### What the exercise asks
Leave out the pictures and copy everything else in the entries exactly.

----

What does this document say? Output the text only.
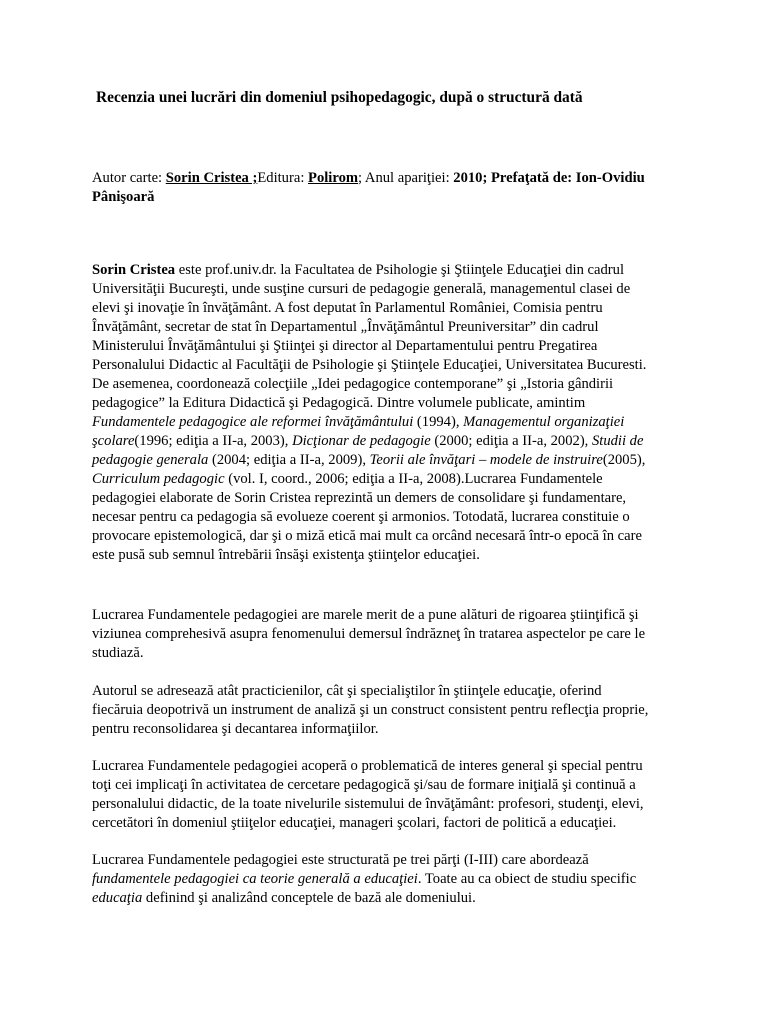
Recenzia unei lucrări din domeniul psihopedagogic, după o structură dată
Autor carte: Sorin Cristea ;Editura: Polirom; Anul apariţiei: 2010; Prefaţată de: Ion-Ovidiu Pânişoară

Sorin Cristea este prof.univ.dr. la Facultatea de Psihologie şi Ştiinţele Educaţiei din cadrul Universităţii Bucureşti, unde susţine cursuri de pedagogie generală, managementul clasei de elevi şi inovaţie în învăţământ. A fost deputat în Parlamentul României, Comisia pentru Învăţământ, secretar de stat în Departamentul „Învăţământul Preuniversitar” din cadrul Ministerului Învăţământului şi Ştiinţei şi director al Departamentului pentru Pregatirea Personalului Didactic al Facultăţii de Psihologie şi Ştiinţele Educaţiei, Universitatea Bucuresti. De asemenea, coordonează colecţiile „Idei pedagogice contemporane” şi „Istoria gândirii pedagogice” la Editura Didactică şi Pedagogică. Dintre volumele publicate, amintim Fundamentele pedagogice ale reformei învăţământului (1994), Managementul organizaţiei şcolare(1996; ediţia a II-a, 2003), Dicţionar de pedagogie (2000; ediţia a II-a, 2002), Studii de pedagogie generala (2004; ediţia a II-a, 2009), Teorii ale învăţari – modele de instruire(2005), Curriculum pedagogic (vol. I, coord., 2006; ediţia a II-a, 2008).Lucrarea Fundamentele pedagogiei elaborate de Sorin Cristea reprezintă un demers de consolidare şi fundamentare, necesar pentru ca pedagogia să evolueze coerent şi armonios. Totodată, lucrarea constituie o provocare epistemologică, dar şi o miză etică mai mult ca orcând necesară într-o epocă în care este pusă sub semnul întrebării însăşi existenţa ştiinţelor educaţiei.

Lucrarea Fundamentele pedagogiei are marele merit de a pune alături de rigoarea ştiinţifică şi viziunea comprehesivă asupra fenomenului demersul îndrăzneţ în tratarea aspectelor pe care le studiază.

Autorul se adresează atât practicienilor, cât şi specialiştilor în ştiinţele educaţie, oferind fiecăruia deopotrivă un instrument de analiză şi un construct consistent pentru reflecţia proprie, pentru reconsolidarea şi decantarea informaţiilor.

Lucrarea Fundamentele pedagogiei acoperă o problematică de interes general şi special pentru toţi cei implicaţi în activitatea de cercetare pedagogică şi/sau de formare iniţială şi continuă a personalului didactic, de la toate nivelurile sistemului de învăţământ: profesori, studenţi, elevi, cercetători în domeniul ştiiţelor educaţiei, manageri şcolari, factori de politică a educaţiei.

Lucrarea Fundamentele pedagogiei este structurată pe trei părţi (I-III) care abordează fundamentele pedagogiei ca teorie generală a educaţiei. Toate au ca obiect de studiu specific educaţia definind şi analizând conceptele de bază ale domeniului.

----

### Exercise solution
What does this document say? Output the text only.
Recenzia unei lucrări din domeniul psihopedagogic, după o structură dată
Autor carte: Sorin Cristea ;Editura: Polirom; Anul apariţiei: 2010; Prefaţată de: Ion-Ovidiu Pânişoară

Sorin Cristea este prof.univ.dr. la Facultatea de Psihologie şi Ştiinţele Educaţiei din cadrul Universităţii Bucureşti, unde susţine cursuri de pedagogie generală, managementul clasei de elevi şi inovaţie în învăţământ. A fost deputat în Parlamentul României, Comisia pentru Învăţământ, secretar de stat în Departamentul „Învăţământul Preuniversitar” din cadrul Ministerului Învăţământului şi Ştiinţei şi director al Departamentului pentru Pregatirea Personalului Didactic al Facultăţii de Psihologie şi Ştiinţele Educaţiei, Universitatea Bucuresti. De asemenea, coordonează colecţiile „Idei pedagogice contemporane” şi „Istoria gândirii pedagogice” la Editura Didactică şi Pedagogică. Dintre volumele publicate, amintim Fundamentele pedagogice ale reformei învăţământului (1994), Managementul organizaţiei şcolare(1996; ediţia a II-a, 2003), Dicţionar de pedagogie (2000; ediţia a II-a, 2002), Studii de pedagogie generala (2004; ediţia a II-a, 2009), Teorii ale învăţari – modele de instruire(2005), Curriculum pedagogic (vol. I, coord., 2006; ediţia a II-a, 2008).Lucrarea Fundamentele pedagogiei elaborate de Sorin Cristea reprezintă un demers de consolidare şi fundamentare, necesar pentru ca pedagogia să evolueze coerent şi armonios. Totodată, lucrarea constituie o provocare epistemologică, dar şi o miză etică mai mult ca orcând necesară într-o epocă în care este pusă sub semnul întrebării însăşi existenţa ştiinţelor educaţiei.

Lucrarea Fundamentele pedagogiei are marele merit de a pune alături de rigoarea ştiinţifică şi viziunea comprehesivă asupra fenomenului demersul îndrăzneţ în tratarea aspectelor pe care le studiază.

Autorul se adresează atât practicienilor, cât şi specialiştilor în ştiinţele educaţie, oferind fiecăruia deopotrivă un instrument de analiză şi un construct consistent pentru reflecţia proprie, pentru reconsolidarea şi decantarea informaţiilor.

Lucrarea Fundamentele pedagogiei acoperă o problematică de interes general şi special pentru toţi cei implicaţi în activitatea de cercetare pedagogică şi/sau de formare iniţială şi continuă a personalului didactic, de la toate nivelurile sistemului de învăţământ: profesori, studenţi, elevi, cercetători în domeniul ştiiţelor educaţiei, manageri şcolari, factori de politică a educaţiei.

Lucrarea Fundamentele pedagogiei este structurată pe trei părţi (I-III) care abordează fundamentele pedagogiei ca teorie generală a educaţiei. Toate au ca obiect de studiu specific educaţia definind şi analizând conceptele de bază ale domeniului.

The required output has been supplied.